- _Required task_
Each line that holds the word "Fortaleza" is to be identified and copied.

- _Collected data_
━━━━━━
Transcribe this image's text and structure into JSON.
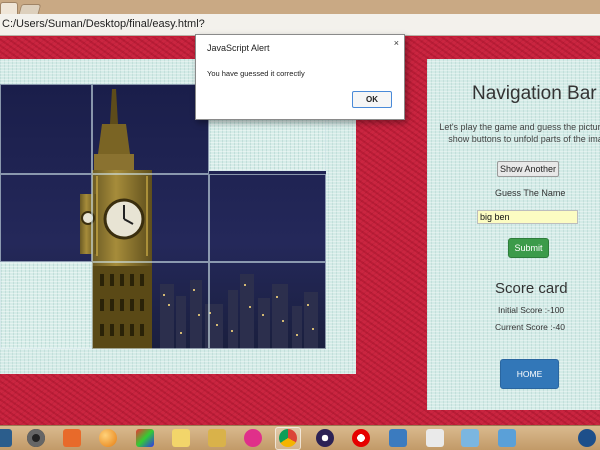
{
  "browser": {
    "url": "C:/Users/Suman/Desktop/final/easy.html?"
  },
  "navigation": {
    "title": "Navigation Bar",
    "instructions_line1": "Let's play the game and guess the picture Cl",
    "instructions_line2": "show buttons to unfold parts of the imag",
    "show_another_label": "Show Another",
    "guess_label": "Guess The Name",
    "guess_value": "big ben",
    "submit_label": "Submit",
    "score_title": "Score card",
    "initial_score": "Initial Score :-100",
    "current_score": "Current Score :-40",
    "home_label": "HOME"
  },
  "alert": {
    "title": "JavaScript Alert",
    "close_glyph": "×",
    "message": "You have guessed it correctly",
    "ok_label": "OK"
  },
  "puzzle": {
    "image_subject": "Big Ben clock tower at night",
    "tiles_revealed": 5,
    "tiles_total": 9
  },
  "taskbar": {
    "icons": [
      "network-icon",
      "webcam-icon",
      "media-player-icon",
      "orange-ball-icon",
      "photo-gallery-icon",
      "folder-icon",
      "file-explorer-icon",
      "social-app-icon",
      "chrome-icon",
      "eclipse-icon",
      "vodafone-icon",
      "virtualbox-icon",
      "notepad-icon",
      "paint-icon",
      "screen-capture-icon",
      "help-icon"
    ]
  }
}
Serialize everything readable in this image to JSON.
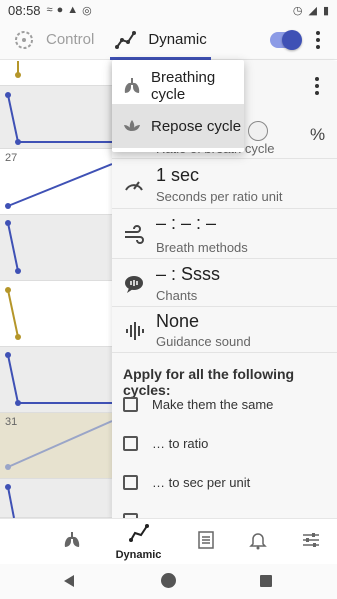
{
  "status_bar": {
    "time": "08:58"
  },
  "tabs": {
    "control": "Control",
    "dynamic": "Dynamic"
  },
  "graph": {
    "labels": [
      "27",
      "31"
    ]
  },
  "panel": {
    "cut_sub": "Ratio of breath cycle",
    "speed": {
      "value": "1 sec",
      "label": "Seconds per ratio unit"
    },
    "methods": {
      "value": "– : – : –",
      "label": "Breath methods"
    },
    "chants": {
      "value": "– : Ssss",
      "label": "Chants"
    },
    "guidance": {
      "value": "None",
      "label": "Guidance sound"
    },
    "apply_title": "Apply for all the following cycles:",
    "checkboxes": [
      "Make them the same",
      "… to ratio",
      "… to sec per unit"
    ]
  },
  "menu": {
    "items": [
      {
        "label": "Breathing cycle",
        "icon": "lungs-icon"
      },
      {
        "label": "Repose cycle",
        "icon": "lotus-icon"
      }
    ]
  },
  "bottom_nav": {
    "dynamic": "Dynamic"
  },
  "colors": {
    "accent": "#3f51b5",
    "line_blue": "#3f51b5",
    "line_gold": "#b5962a",
    "line_gray": "#9aa5c8",
    "highlight_cell": "#e7e2cf"
  }
}
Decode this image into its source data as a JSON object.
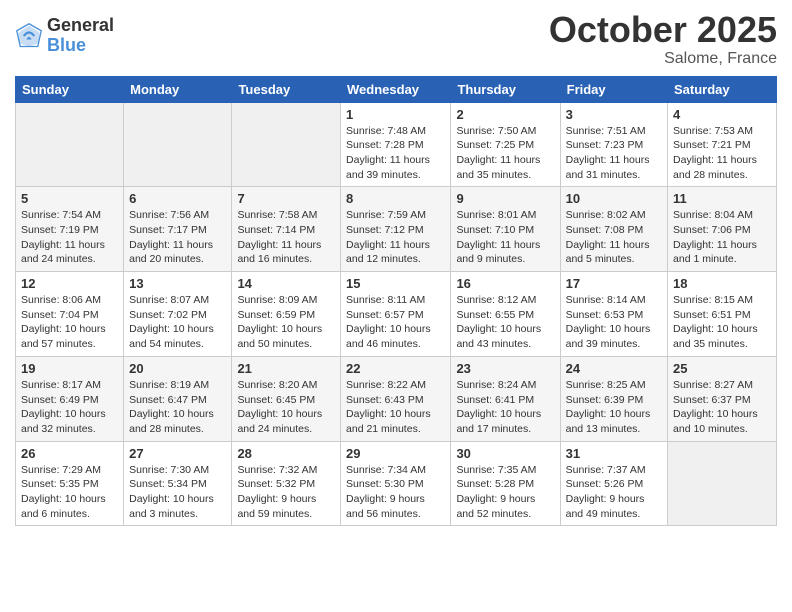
{
  "logo": {
    "general": "General",
    "blue": "Blue"
  },
  "title": {
    "month": "October 2025",
    "location": "Salome, France"
  },
  "weekdays": [
    "Sunday",
    "Monday",
    "Tuesday",
    "Wednesday",
    "Thursday",
    "Friday",
    "Saturday"
  ],
  "weeks": [
    [
      {
        "day": "",
        "info": ""
      },
      {
        "day": "",
        "info": ""
      },
      {
        "day": "",
        "info": ""
      },
      {
        "day": "1",
        "info": "Sunrise: 7:48 AM\nSunset: 7:28 PM\nDaylight: 11 hours\nand 39 minutes."
      },
      {
        "day": "2",
        "info": "Sunrise: 7:50 AM\nSunset: 7:25 PM\nDaylight: 11 hours\nand 35 minutes."
      },
      {
        "day": "3",
        "info": "Sunrise: 7:51 AM\nSunset: 7:23 PM\nDaylight: 11 hours\nand 31 minutes."
      },
      {
        "day": "4",
        "info": "Sunrise: 7:53 AM\nSunset: 7:21 PM\nDaylight: 11 hours\nand 28 minutes."
      }
    ],
    [
      {
        "day": "5",
        "info": "Sunrise: 7:54 AM\nSunset: 7:19 PM\nDaylight: 11 hours\nand 24 minutes."
      },
      {
        "day": "6",
        "info": "Sunrise: 7:56 AM\nSunset: 7:17 PM\nDaylight: 11 hours\nand 20 minutes."
      },
      {
        "day": "7",
        "info": "Sunrise: 7:58 AM\nSunset: 7:14 PM\nDaylight: 11 hours\nand 16 minutes."
      },
      {
        "day": "8",
        "info": "Sunrise: 7:59 AM\nSunset: 7:12 PM\nDaylight: 11 hours\nand 12 minutes."
      },
      {
        "day": "9",
        "info": "Sunrise: 8:01 AM\nSunset: 7:10 PM\nDaylight: 11 hours\nand 9 minutes."
      },
      {
        "day": "10",
        "info": "Sunrise: 8:02 AM\nSunset: 7:08 PM\nDaylight: 11 hours\nand 5 minutes."
      },
      {
        "day": "11",
        "info": "Sunrise: 8:04 AM\nSunset: 7:06 PM\nDaylight: 11 hours\nand 1 minute."
      }
    ],
    [
      {
        "day": "12",
        "info": "Sunrise: 8:06 AM\nSunset: 7:04 PM\nDaylight: 10 hours\nand 57 minutes."
      },
      {
        "day": "13",
        "info": "Sunrise: 8:07 AM\nSunset: 7:02 PM\nDaylight: 10 hours\nand 54 minutes."
      },
      {
        "day": "14",
        "info": "Sunrise: 8:09 AM\nSunset: 6:59 PM\nDaylight: 10 hours\nand 50 minutes."
      },
      {
        "day": "15",
        "info": "Sunrise: 8:11 AM\nSunset: 6:57 PM\nDaylight: 10 hours\nand 46 minutes."
      },
      {
        "day": "16",
        "info": "Sunrise: 8:12 AM\nSunset: 6:55 PM\nDaylight: 10 hours\nand 43 minutes."
      },
      {
        "day": "17",
        "info": "Sunrise: 8:14 AM\nSunset: 6:53 PM\nDaylight: 10 hours\nand 39 minutes."
      },
      {
        "day": "18",
        "info": "Sunrise: 8:15 AM\nSunset: 6:51 PM\nDaylight: 10 hours\nand 35 minutes."
      }
    ],
    [
      {
        "day": "19",
        "info": "Sunrise: 8:17 AM\nSunset: 6:49 PM\nDaylight: 10 hours\nand 32 minutes."
      },
      {
        "day": "20",
        "info": "Sunrise: 8:19 AM\nSunset: 6:47 PM\nDaylight: 10 hours\nand 28 minutes."
      },
      {
        "day": "21",
        "info": "Sunrise: 8:20 AM\nSunset: 6:45 PM\nDaylight: 10 hours\nand 24 minutes."
      },
      {
        "day": "22",
        "info": "Sunrise: 8:22 AM\nSunset: 6:43 PM\nDaylight: 10 hours\nand 21 minutes."
      },
      {
        "day": "23",
        "info": "Sunrise: 8:24 AM\nSunset: 6:41 PM\nDaylight: 10 hours\nand 17 minutes."
      },
      {
        "day": "24",
        "info": "Sunrise: 8:25 AM\nSunset: 6:39 PM\nDaylight: 10 hours\nand 13 minutes."
      },
      {
        "day": "25",
        "info": "Sunrise: 8:27 AM\nSunset: 6:37 PM\nDaylight: 10 hours\nand 10 minutes."
      }
    ],
    [
      {
        "day": "26",
        "info": "Sunrise: 7:29 AM\nSunset: 5:35 PM\nDaylight: 10 hours\nand 6 minutes."
      },
      {
        "day": "27",
        "info": "Sunrise: 7:30 AM\nSunset: 5:34 PM\nDaylight: 10 hours\nand 3 minutes."
      },
      {
        "day": "28",
        "info": "Sunrise: 7:32 AM\nSunset: 5:32 PM\nDaylight: 9 hours\nand 59 minutes."
      },
      {
        "day": "29",
        "info": "Sunrise: 7:34 AM\nSunset: 5:30 PM\nDaylight: 9 hours\nand 56 minutes."
      },
      {
        "day": "30",
        "info": "Sunrise: 7:35 AM\nSunset: 5:28 PM\nDaylight: 9 hours\nand 52 minutes."
      },
      {
        "day": "31",
        "info": "Sunrise: 7:37 AM\nSunset: 5:26 PM\nDaylight: 9 hours\nand 49 minutes."
      },
      {
        "day": "",
        "info": ""
      }
    ]
  ]
}
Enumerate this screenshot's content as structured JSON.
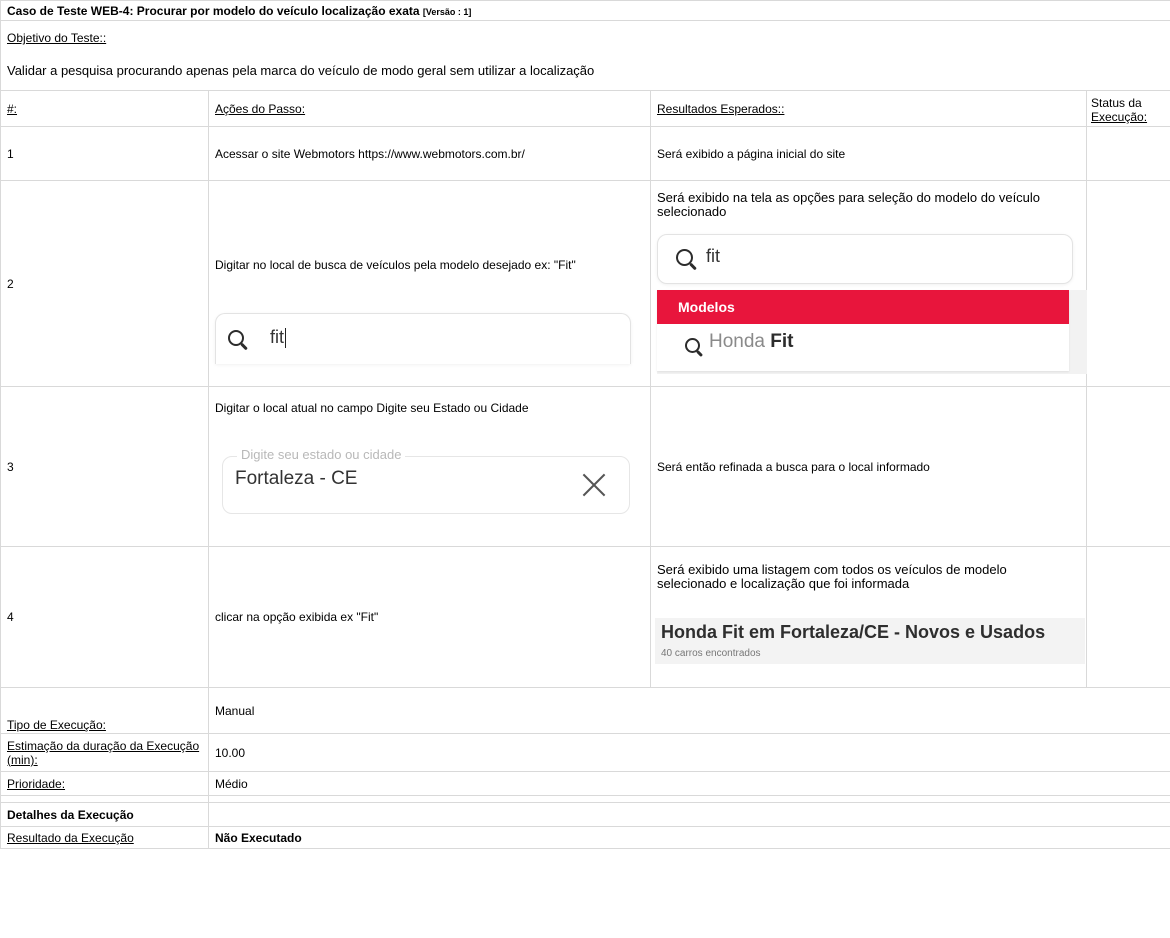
{
  "header": {
    "title": "Caso de Teste WEB-4: Procurar por modelo do veículo localização exata",
    "version": "[Versão : 1]",
    "objective_label": "Objetivo do Teste::",
    "objective_text": "Validar a pesquisa procurando apenas pela marca do veículo de modo geral sem utilizar a localização"
  },
  "columns": {
    "num": "#:",
    "actions": "Ações do Passo:",
    "expected": "Resultados Esperados::",
    "status_line1": "Status da",
    "status_line2": "Execução:"
  },
  "steps": [
    {
      "num": "1",
      "action": "Acessar o site Webmotors https://www.webmotors.com.br/",
      "expected": "Será exibido a página inicial do site",
      "status": ""
    },
    {
      "num": "2",
      "action": "Digitar no local de busca de veículos pela modelo desejado ex: \"Fit\"",
      "action_search_value": "fit",
      "expected": "Será exibido na tela as opções para seleção do modelo do veículo selecionado",
      "expected_search_value": "fit",
      "expected_dropdown_header": "Modelos",
      "expected_option_prefix": "Honda ",
      "expected_option_bold": "Fit",
      "status": ""
    },
    {
      "num": "3",
      "action": "Digitar o local atual no campo Digite seu Estado ou Cidade",
      "location_legend": "Digite seu estado ou cidade",
      "location_value": "Fortaleza - CE",
      "expected": "Será então refinada a busca para o local informado",
      "status": ""
    },
    {
      "num": "4",
      "action": "clicar na opção exibida ex \"Fit\"",
      "expected": "Será exibido uma listagem com todos os veículos de modelo selecionado e localização que foi informada",
      "result_title": "Honda Fit em Fortaleza/CE - Novos e Usados",
      "result_count": "40 carros encontrados",
      "status": ""
    }
  ],
  "meta": {
    "exec_type_label": "Tipo de Execução:",
    "exec_type_value": "Manual",
    "duration_label": "Estimação da duração da Execução (min):",
    "duration_value": "10.00",
    "priority_label": "Prioridade:",
    "priority_value": "Médio"
  },
  "execution": {
    "details_label": "Detalhes da Execução",
    "result_label": "Resultado da Execução",
    "result_value": "Não Executado"
  },
  "colors": {
    "accent_red": "#e8153c",
    "border": "#d9d9d9"
  }
}
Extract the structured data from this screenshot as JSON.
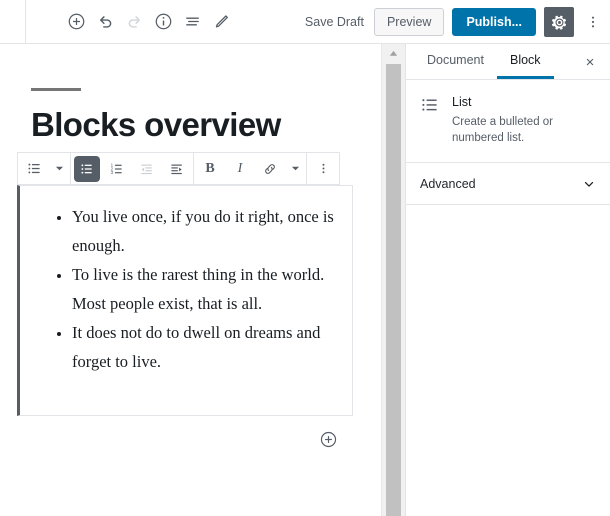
{
  "topbar": {
    "left_tools": [
      {
        "name": "add-block-icon",
        "label": "Add block",
        "disabled": false
      },
      {
        "name": "undo-icon",
        "label": "Undo",
        "disabled": false
      },
      {
        "name": "redo-icon",
        "label": "Redo",
        "disabled": true
      },
      {
        "name": "info-icon",
        "label": "Content structure",
        "disabled": false
      },
      {
        "name": "block-navigation-icon",
        "label": "Block navigation",
        "disabled": false
      },
      {
        "name": "edit-pencil-icon",
        "label": "Edit",
        "disabled": false
      }
    ],
    "save_draft_label": "Save Draft",
    "preview_label": "Preview",
    "publish_label": "Publish...",
    "settings_icon": "gear-icon",
    "more_menu_icon": "vertical-ellipsis-icon",
    "publish_color": "#0073aa",
    "gear_bg_color": "#555d66"
  },
  "editor": {
    "post_title": "Blocks overview",
    "block_toolbar": {
      "items": [
        {
          "name": "block-type-list-icon",
          "label": "Change block type",
          "state": "normal",
          "has_caret": true
        },
        {
          "name": "unordered-list-icon",
          "label": "Convert to unordered list",
          "state": "active",
          "has_caret": false
        },
        {
          "name": "ordered-list-icon",
          "label": "Convert to ordered list",
          "state": "normal",
          "has_caret": false
        },
        {
          "name": "outdent-list-icon",
          "label": "Outdent list item",
          "state": "disabled",
          "has_caret": false
        },
        {
          "name": "indent-list-icon",
          "label": "Indent list item",
          "state": "normal",
          "has_caret": false
        },
        {
          "name": "bold-icon",
          "label": "B",
          "state": "normal",
          "has_caret": false
        },
        {
          "name": "italic-icon",
          "label": "I",
          "state": "normal",
          "has_caret": false
        },
        {
          "name": "link-icon",
          "label": "Link",
          "state": "normal",
          "has_caret": false
        },
        {
          "name": "more-rich-text-icon",
          "label": "More rich text controls",
          "state": "normal",
          "has_caret": true
        },
        {
          "name": "block-options-ellipsis-icon",
          "label": "More options",
          "state": "normal",
          "has_caret": false
        }
      ]
    },
    "list_block": {
      "type": "unordered",
      "selected": true,
      "items": [
        "You live once, if you do it right, once is enough.",
        "To live is the rarest thing in the world. Most people exist, that is all.",
        "It does not do to dwell on dreams and forget to live."
      ]
    },
    "add_block_inserter_label": "Add block"
  },
  "scrollbar": {
    "up_arrow_icon": "scroll-up-arrow-icon",
    "thumb_color": "#c1c1c1",
    "track_color": "#f1f1f1"
  },
  "sidebar": {
    "tabs": [
      {
        "label": "Document",
        "active": false
      },
      {
        "label": "Block",
        "active": true
      }
    ],
    "close_label": "×",
    "block_card": {
      "icon": "list-block-icon",
      "title": "List",
      "description": "Create a bulleted or numbered list."
    },
    "panels": [
      {
        "label": "Advanced",
        "expanded": false,
        "chevron": "chevron-down-icon"
      }
    ],
    "active_tab_color": "#0073aa"
  }
}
━━━━━━
- _Task response_
      "location_value": "Fortaleza - CE",
      "result_title": "Honda Fit em Fortaleza/CE - Novos e Usados",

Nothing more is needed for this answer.